Exercise task —
Would you retype all of these records exactly?

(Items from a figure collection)
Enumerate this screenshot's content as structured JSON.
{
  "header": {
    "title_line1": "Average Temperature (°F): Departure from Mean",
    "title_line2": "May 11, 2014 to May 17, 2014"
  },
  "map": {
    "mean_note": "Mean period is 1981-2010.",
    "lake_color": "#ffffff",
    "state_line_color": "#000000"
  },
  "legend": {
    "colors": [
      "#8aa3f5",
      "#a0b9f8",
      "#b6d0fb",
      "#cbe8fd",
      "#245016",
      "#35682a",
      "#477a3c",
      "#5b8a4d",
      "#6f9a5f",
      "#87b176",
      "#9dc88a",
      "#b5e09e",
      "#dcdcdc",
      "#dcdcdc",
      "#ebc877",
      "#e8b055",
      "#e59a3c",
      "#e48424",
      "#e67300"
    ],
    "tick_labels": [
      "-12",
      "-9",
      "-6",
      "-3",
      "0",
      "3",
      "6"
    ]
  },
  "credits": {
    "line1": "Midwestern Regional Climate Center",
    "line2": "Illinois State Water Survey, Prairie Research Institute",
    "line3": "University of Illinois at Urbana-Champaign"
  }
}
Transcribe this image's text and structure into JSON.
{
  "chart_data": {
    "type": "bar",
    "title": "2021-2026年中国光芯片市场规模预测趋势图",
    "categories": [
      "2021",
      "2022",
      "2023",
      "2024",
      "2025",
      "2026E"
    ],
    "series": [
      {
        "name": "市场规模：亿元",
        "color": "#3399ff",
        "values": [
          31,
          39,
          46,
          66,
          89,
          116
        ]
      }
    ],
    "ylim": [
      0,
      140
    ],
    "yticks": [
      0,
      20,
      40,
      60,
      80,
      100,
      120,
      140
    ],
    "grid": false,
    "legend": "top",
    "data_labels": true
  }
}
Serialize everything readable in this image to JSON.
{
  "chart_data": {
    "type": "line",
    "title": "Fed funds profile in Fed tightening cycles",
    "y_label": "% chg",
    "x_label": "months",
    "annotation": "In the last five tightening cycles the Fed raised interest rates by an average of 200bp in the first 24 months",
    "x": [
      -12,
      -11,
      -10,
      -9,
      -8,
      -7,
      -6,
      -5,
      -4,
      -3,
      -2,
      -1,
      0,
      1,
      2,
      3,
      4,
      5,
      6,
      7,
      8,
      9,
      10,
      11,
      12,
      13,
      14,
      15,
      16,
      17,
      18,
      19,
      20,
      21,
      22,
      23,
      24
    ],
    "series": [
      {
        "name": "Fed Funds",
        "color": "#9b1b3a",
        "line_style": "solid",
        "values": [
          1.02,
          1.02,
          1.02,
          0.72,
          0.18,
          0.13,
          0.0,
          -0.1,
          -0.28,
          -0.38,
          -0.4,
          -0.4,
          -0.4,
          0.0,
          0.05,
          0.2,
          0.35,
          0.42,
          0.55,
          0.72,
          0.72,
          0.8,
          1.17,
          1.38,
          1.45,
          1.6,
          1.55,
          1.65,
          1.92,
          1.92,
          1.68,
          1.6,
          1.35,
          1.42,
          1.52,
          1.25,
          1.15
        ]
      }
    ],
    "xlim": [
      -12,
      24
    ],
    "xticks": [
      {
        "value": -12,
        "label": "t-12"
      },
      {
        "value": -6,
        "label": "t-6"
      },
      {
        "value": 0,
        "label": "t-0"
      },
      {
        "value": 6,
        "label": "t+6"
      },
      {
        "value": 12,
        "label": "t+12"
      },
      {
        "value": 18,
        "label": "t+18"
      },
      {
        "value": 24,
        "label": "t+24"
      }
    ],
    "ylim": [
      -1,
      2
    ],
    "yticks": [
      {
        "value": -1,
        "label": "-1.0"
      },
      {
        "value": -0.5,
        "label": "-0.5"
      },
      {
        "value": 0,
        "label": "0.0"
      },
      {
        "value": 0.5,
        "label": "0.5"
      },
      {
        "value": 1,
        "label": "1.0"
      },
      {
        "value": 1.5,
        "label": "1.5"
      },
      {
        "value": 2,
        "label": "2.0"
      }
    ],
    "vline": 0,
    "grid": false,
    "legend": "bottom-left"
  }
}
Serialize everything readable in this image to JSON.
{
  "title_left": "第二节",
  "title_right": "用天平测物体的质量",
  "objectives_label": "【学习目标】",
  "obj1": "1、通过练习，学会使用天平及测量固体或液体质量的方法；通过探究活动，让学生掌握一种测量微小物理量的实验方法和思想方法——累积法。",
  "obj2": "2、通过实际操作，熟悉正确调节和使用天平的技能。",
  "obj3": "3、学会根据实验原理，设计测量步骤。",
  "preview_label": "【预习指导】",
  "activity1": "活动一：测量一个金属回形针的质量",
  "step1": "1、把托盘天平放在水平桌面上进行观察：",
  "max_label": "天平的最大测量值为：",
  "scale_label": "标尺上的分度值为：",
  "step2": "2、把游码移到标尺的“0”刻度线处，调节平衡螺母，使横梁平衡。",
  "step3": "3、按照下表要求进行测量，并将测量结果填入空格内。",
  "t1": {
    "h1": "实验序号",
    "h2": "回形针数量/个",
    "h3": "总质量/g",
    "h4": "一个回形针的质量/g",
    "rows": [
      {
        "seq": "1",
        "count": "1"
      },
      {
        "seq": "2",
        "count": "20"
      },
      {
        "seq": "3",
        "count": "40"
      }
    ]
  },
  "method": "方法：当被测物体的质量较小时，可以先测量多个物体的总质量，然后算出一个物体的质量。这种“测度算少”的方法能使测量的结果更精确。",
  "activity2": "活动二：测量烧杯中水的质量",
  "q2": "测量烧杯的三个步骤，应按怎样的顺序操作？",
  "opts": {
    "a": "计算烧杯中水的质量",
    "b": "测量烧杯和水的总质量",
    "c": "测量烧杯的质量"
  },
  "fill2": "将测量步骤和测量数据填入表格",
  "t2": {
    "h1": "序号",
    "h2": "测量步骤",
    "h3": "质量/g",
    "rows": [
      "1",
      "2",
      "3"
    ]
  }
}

Exercise result —
Enumerate this screenshot's content as structured JSON.
{
  "header": {
    "title_line1": "Average Temperature (°F): Departure from Mean",
    "title_line2": "May 11, 2014 to May 17, 2014"
  },
  "map": {
    "mean_note": "Mean period is 1981-2010.",
    "lake_color": "#ffffff",
    "state_line_color": "#000000"
  },
  "legend": {
    "colors": [
      "#8aa3f5",
      "#a0b9f8",
      "#b6d0fb",
      "#cbe8fd",
      "#245016",
      "#35682a",
      "#477a3c",
      "#5b8a4d",
      "#6f9a5f",
      "#87b176",
      "#9dc88a",
      "#b5e09e",
      "#dcdcdc",
      "#dcdcdc",
      "#ebc877",
      "#e8b055",
      "#e59a3c",
      "#e48424",
      "#e67300"
    ],
    "tick_labels": [
      "-12",
      "-9",
      "-6",
      "-3",
      "0",
      "3",
      "6"
    ]
  },
  "credits": {
    "line1": "Midwestern Regional Climate Center",
    "line2": "Illinois State Water Survey, Prairie Research Institute",
    "line3": "University of Illinois at Urbana-Champaign"
  }
}
Transcribe this image's text and structure into JSON.
{
  "chart_data": {
    "type": "bar",
    "title": "2021-2026年中国光芯片市场规模预测趋势图",
    "categories": [
      "2021",
      "2022",
      "2023",
      "2024",
      "2025",
      "2026E"
    ],
    "series": [
      {
        "name": "市场规模：亿元",
        "color": "#3399ff",
        "values": [
          31,
          39,
          46,
          66,
          89,
          116
        ]
      }
    ],
    "ylim": [
      0,
      140
    ],
    "yticks": [
      0,
      20,
      40,
      60,
      80,
      100,
      120,
      140
    ],
    "grid": false,
    "legend": "top",
    "data_labels": true
  }
}
Serialize everything readable in this image to JSON.
{
  "chart_data": {
    "type": "line",
    "title": "Fed funds profile in Fed tightening cycles",
    "y_label": "% chg",
    "x_label": "months",
    "annotation": "In the last five tightening cycles the Fed raised interest rates by an average of 200bp in the first 24 months",
    "x": [
      -12,
      -11,
      -10,
      -9,
      -8,
      -7,
      -6,
      -5,
      -4,
      -3,
      -2,
      -1,
      0,
      1,
      2,
      3,
      4,
      5,
      6,
      7,
      8,
      9,
      10,
      11,
      12,
      13,
      14,
      15,
      16,
      17,
      18,
      19,
      20,
      21,
      22,
      23,
      24
    ],
    "series": [
      {
        "name": "Fed Funds",
        "color": "#9b1b3a",
        "line_style": "solid",
        "values": [
          1.02,
          1.02,
          1.02,
          0.72,
          0.18,
          0.13,
          0.0,
          -0.1,
          -0.28,
          -0.38,
          -0.4,
          -0.4,
          -0.4,
          0.0,
          0.05,
          0.2,
          0.35,
          0.42,
          0.55,
          0.72,
          0.72,
          0.8,
          1.17,
          1.38,
          1.45,
          1.6,
          1.55,
          1.65,
          1.92,
          1.92,
          1.68,
          1.6,
          1.35,
          1.42,
          1.52,
          1.25,
          1.15
        ]
      }
    ],
    "xlim": [
      -12,
      24
    ],
    "xticks": [
      {
        "value": -12,
        "label": "t-12"
      },
      {
        "value": -6,
        "label": "t-6"
      },
      {
        "value": 0,
        "label": "t-0"
      },
      {
        "value": 6,
        "label": "t+6"
      },
      {
        "value": 12,
        "label": "t+12"
      },
      {
        "value": 18,
        "label": "t+18"
      },
      {
        "value": 24,
        "label": "t+24"
      }
    ],
    "ylim": [
      -1,
      2
    ],
    "yticks": [
      {
        "value": -1,
        "label": "-1.0"
      },
      {
        "value": -0.5,
        "label": "-0.5"
      },
      {
        "value": 0,
        "label": "0.0"
      },
      {
        "value": 0.5,
        "label": "0.5"
      },
      {
        "value": 1,
        "label": "1.0"
      },
      {
        "value": 1.5,
        "label": "1.5"
      },
      {
        "value": 2,
        "label": "2.0"
      }
    ],
    "vline": 0,
    "grid": false,
    "legend": "bottom-left"
  }
}
Serialize everything readable in this image to JSON.
{
  "title_left": "第二节",
  "title_right": "用天平测物体的质量",
  "objectives_label": "【学习目标】",
  "obj1": "1、通过练习，学会使用天平及测量固体或液体质量的方法；通过探究活动，让学生掌握一种测量微小物理量的实验方法和思想方法——累积法。",
  "obj2": "2、通过实际操作，熟悉正确调节和使用天平的技能。",
  "obj3": "3、学会根据实验原理，设计测量步骤。",
  "preview_label": "【预习指导】",
  "activity1": "活动一：测量一个金属回形针的质量",
  "step1": "1、把托盘天平放在水平桌面上进行观察：",
  "max_label": "天平的最大测量值为：",
  "scale_label": "标尺上的分度值为：",
  "step2": "2、把游码移到标尺的“0”刻度线处，调节平衡螺母，使横梁平衡。",
  "step3": "3、按照下表要求进行测量，并将测量结果填入空格内。",
  "t1": {
    "h1": "实验序号",
    "h2": "回形针数量/个",
    "h3": "总质量/g",
    "h4": "一个回形针的质量/g",
    "rows": [
      {
        "seq": "1",
        "count": "1"
      },
      {
        "seq": "2",
        "count": "20"
      },
      {
        "seq": "3",
        "count": "40"
      }
    ]
  },
  "method": "方法：当被测物体的质量较小时，可以先测量多个物体的总质量，然后算出一个物体的质量。这种“测度算少”的方法能使测量的结果更精确。",
  "activity2": "活动二：测量烧杯中水的质量",
  "q2": "测量烧杯的三个步骤，应按怎样的顺序操作？",
  "opts": {
    "a": "计算烧杯中水的质量",
    "b": "测量烧杯和水的总质量",
    "c": "测量烧杯的质量"
  },
  "fill2": "将测量步骤和测量数据填入表格",
  "t2": {
    "h1": "序号",
    "h2": "测量步骤",
    "h3": "质量/g",
    "rows": [
      "1",
      "2",
      "3"
    ]
  }
}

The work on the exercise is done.